→ **Exercise objective**
Every line below is to be copied exactly, with the pictures left out.

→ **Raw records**

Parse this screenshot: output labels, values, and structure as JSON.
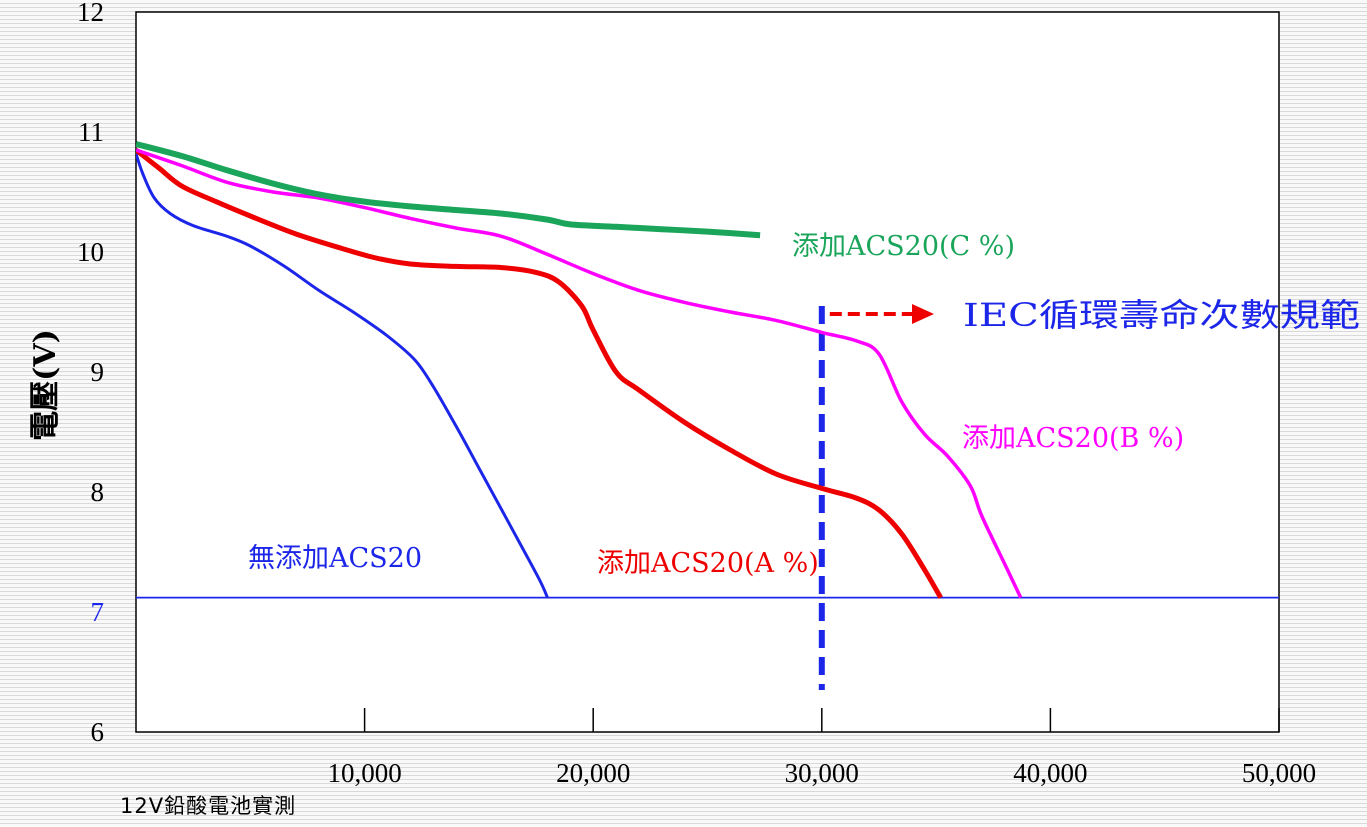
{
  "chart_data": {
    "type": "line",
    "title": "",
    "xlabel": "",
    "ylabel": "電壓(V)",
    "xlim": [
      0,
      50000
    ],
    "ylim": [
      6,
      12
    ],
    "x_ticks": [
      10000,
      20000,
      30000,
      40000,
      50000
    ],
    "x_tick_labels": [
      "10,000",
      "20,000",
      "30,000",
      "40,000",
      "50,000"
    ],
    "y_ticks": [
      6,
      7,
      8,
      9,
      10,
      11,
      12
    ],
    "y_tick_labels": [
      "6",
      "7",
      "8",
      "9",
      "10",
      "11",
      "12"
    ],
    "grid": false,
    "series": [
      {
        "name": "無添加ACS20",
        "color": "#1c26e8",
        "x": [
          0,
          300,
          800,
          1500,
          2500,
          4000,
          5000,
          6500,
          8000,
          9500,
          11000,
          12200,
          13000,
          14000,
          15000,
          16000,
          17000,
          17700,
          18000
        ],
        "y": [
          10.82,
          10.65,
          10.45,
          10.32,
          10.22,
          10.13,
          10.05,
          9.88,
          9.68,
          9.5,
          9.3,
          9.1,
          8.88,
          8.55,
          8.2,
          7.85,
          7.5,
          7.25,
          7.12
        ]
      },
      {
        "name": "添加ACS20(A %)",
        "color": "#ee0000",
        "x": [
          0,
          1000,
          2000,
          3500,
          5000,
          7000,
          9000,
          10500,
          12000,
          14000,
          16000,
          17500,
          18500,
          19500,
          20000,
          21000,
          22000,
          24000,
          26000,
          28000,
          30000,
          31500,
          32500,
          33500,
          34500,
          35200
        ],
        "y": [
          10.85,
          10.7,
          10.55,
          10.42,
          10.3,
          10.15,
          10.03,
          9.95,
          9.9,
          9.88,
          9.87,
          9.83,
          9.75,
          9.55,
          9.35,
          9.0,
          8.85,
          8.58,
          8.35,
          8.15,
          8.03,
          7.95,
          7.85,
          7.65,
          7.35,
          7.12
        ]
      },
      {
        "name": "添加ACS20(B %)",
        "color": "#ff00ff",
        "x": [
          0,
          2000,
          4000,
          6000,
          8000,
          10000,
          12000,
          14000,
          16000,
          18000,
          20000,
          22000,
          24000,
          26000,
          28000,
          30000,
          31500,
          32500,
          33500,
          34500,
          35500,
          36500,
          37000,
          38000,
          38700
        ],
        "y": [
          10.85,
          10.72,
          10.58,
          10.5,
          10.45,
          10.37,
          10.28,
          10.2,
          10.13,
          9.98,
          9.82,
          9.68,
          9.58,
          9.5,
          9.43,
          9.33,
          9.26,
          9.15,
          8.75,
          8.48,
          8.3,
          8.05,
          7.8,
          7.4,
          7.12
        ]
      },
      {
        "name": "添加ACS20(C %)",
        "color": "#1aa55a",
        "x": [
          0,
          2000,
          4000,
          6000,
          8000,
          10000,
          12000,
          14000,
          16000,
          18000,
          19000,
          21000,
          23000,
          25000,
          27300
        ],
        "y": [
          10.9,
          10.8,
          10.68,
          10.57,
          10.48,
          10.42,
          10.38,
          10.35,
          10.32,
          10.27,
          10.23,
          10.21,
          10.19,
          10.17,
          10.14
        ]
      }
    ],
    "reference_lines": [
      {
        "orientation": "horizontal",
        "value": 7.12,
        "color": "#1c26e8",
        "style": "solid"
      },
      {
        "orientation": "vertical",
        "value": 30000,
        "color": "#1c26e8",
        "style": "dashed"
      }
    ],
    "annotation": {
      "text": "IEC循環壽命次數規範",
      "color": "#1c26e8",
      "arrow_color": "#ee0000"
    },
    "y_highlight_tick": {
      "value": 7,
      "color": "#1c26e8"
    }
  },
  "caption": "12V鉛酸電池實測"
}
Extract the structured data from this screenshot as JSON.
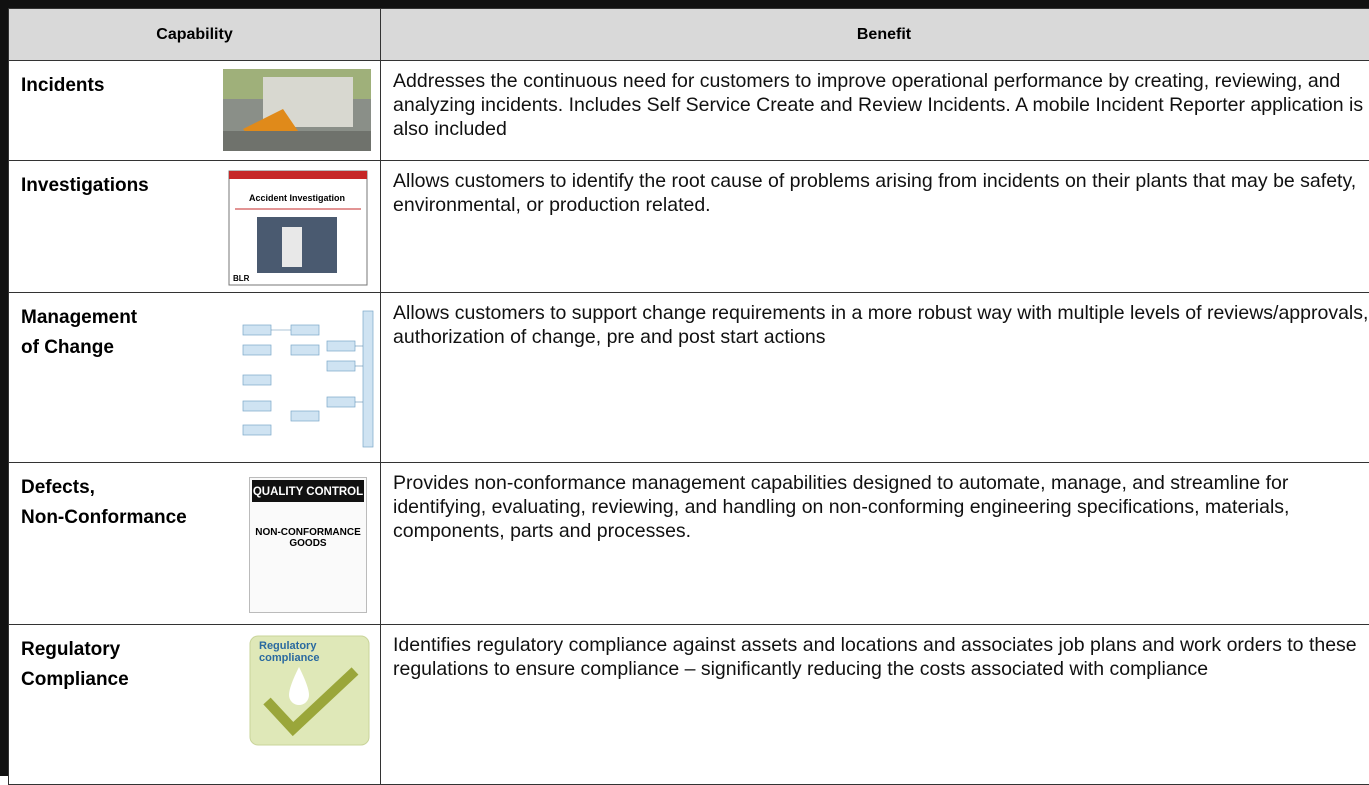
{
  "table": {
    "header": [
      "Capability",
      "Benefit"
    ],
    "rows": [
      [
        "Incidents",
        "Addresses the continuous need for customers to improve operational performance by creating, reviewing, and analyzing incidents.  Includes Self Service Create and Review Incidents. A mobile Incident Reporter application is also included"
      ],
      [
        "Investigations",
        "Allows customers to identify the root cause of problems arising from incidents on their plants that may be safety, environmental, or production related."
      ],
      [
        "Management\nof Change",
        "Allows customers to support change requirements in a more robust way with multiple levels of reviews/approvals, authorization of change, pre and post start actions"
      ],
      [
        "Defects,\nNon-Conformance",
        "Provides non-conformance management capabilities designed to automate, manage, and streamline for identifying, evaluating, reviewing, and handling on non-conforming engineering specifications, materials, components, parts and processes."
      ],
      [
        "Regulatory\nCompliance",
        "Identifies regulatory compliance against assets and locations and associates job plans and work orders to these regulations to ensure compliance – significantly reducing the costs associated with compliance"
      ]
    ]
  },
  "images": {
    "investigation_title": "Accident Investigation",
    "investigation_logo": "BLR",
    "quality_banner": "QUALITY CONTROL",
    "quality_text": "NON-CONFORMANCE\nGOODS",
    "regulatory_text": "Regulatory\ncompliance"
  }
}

→ **Exercise answer**
Parse this screenshot: output labels, values, and structure as JSON.
{
  "chart_data": {
    "type": "line",
    "title": "",
    "xlabel": "",
    "ylabel": "電壓(V)",
    "xlim": [
      0,
      50000
    ],
    "ylim": [
      6,
      12
    ],
    "x_ticks": [
      10000,
      20000,
      30000,
      40000,
      50000
    ],
    "x_tick_labels": [
      "10,000",
      "20,000",
      "30,000",
      "40,000",
      "50,000"
    ],
    "y_ticks": [
      6,
      7,
      8,
      9,
      10,
      11,
      12
    ],
    "y_tick_labels": [
      "6",
      "7",
      "8",
      "9",
      "10",
      "11",
      "12"
    ],
    "grid": false,
    "series": [
      {
        "name": "無添加ACS20",
        "color": "#1c26e8",
        "x": [
          0,
          300,
          800,
          1500,
          2500,
          4000,
          5000,
          6500,
          8000,
          9500,
          11000,
          12200,
          13000,
          14000,
          15000,
          16000,
          17000,
          17700,
          18000
        ],
        "y": [
          10.82,
          10.65,
          10.45,
          10.32,
          10.22,
          10.13,
          10.05,
          9.88,
          9.68,
          9.5,
          9.3,
          9.1,
          8.88,
          8.55,
          8.2,
          7.85,
          7.5,
          7.25,
          7.12
        ]
      },
      {
        "name": "添加ACS20(A %)",
        "color": "#ee0000",
        "x": [
          0,
          1000,
          2000,
          3500,
          5000,
          7000,
          9000,
          10500,
          12000,
          14000,
          16000,
          17500,
          18500,
          19500,
          20000,
          21000,
          22000,
          24000,
          26000,
          28000,
          30000,
          31500,
          32500,
          33500,
          34500,
          35200
        ],
        "y": [
          10.85,
          10.7,
          10.55,
          10.42,
          10.3,
          10.15,
          10.03,
          9.95,
          9.9,
          9.88,
          9.87,
          9.83,
          9.75,
          9.55,
          9.35,
          9.0,
          8.85,
          8.58,
          8.35,
          8.15,
          8.03,
          7.95,
          7.85,
          7.65,
          7.35,
          7.12
        ]
      },
      {
        "name": "添加ACS20(B %)",
        "color": "#ff00ff",
        "x": [
          0,
          2000,
          4000,
          6000,
          8000,
          10000,
          12000,
          14000,
          16000,
          18000,
          20000,
          22000,
          24000,
          26000,
          28000,
          30000,
          31500,
          32500,
          33500,
          34500,
          35500,
          36500,
          37000,
          38000,
          38700
        ],
        "y": [
          10.85,
          10.72,
          10.58,
          10.5,
          10.45,
          10.37,
          10.28,
          10.2,
          10.13,
          9.98,
          9.82,
          9.68,
          9.58,
          9.5,
          9.43,
          9.33,
          9.26,
          9.15,
          8.75,
          8.48,
          8.3,
          8.05,
          7.8,
          7.4,
          7.12
        ]
      },
      {
        "name": "添加ACS20(C %)",
        "color": "#1aa55a",
        "x": [
          0,
          2000,
          4000,
          6000,
          8000,
          10000,
          12000,
          14000,
          16000,
          18000,
          19000,
          21000,
          23000,
          25000,
          27300
        ],
        "y": [
          10.9,
          10.8,
          10.68,
          10.57,
          10.48,
          10.42,
          10.38,
          10.35,
          10.32,
          10.27,
          10.23,
          10.21,
          10.19,
          10.17,
          10.14
        ]
      }
    ],
    "reference_lines": [
      {
        "orientation": "horizontal",
        "value": 7.12,
        "color": "#1c26e8",
        "style": "solid"
      },
      {
        "orientation": "vertical",
        "value": 30000,
        "color": "#1c26e8",
        "style": "dashed"
      }
    ],
    "annotation": {
      "text": "IEC循環壽命次數規範",
      "color": "#1c26e8",
      "arrow_color": "#ee0000"
    },
    "y_highlight_tick": {
      "value": 7,
      "color": "#1c26e8"
    }
  },
  "caption": "12V鉛酸電池實測"
}
Extract the structured data from this screenshot as JSON.
{
  "table": {
    "header": [
      "Capability",
      "Benefit"
    ],
    "rows": [
      [
        "Incidents",
        "Addresses the continuous need for customers to improve operational performance by creating, reviewing, and analyzing incidents.  Includes Self Service Create and Review Incidents. A mobile Incident Reporter application is also included"
      ],
      [
        "Investigations",
        "Allows customers to identify the root cause of problems arising from incidents on their plants that may be safety, environmental, or production related."
      ],
      [
        "Management\nof Change",
        "Allows customers to support change requirements in a more robust way with multiple levels of reviews/approvals, authorization of change, pre and post start actions"
      ],
      [
        "Defects,\nNon-Conformance",
        "Provides non-conformance management capabilities designed to automate, manage, and streamline for identifying, evaluating, reviewing, and handling on non-conforming engineering specifications, materials, components, parts and processes."
      ],
      [
        "Regulatory\nCompliance",
        "Identifies regulatory compliance against assets and locations and associates job plans and work orders to these regulations to ensure compliance – significantly reducing the costs associated with compliance"
      ]
    ]
  },
  "images": {
    "investigation_title": "Accident Investigation",
    "investigation_logo": "BLR",
    "quality_banner": "QUALITY CONTROL",
    "quality_text": "NON-CONFORMANCE\nGOODS",
    "regulatory_text": "Regulatory\ncompliance"
  }
}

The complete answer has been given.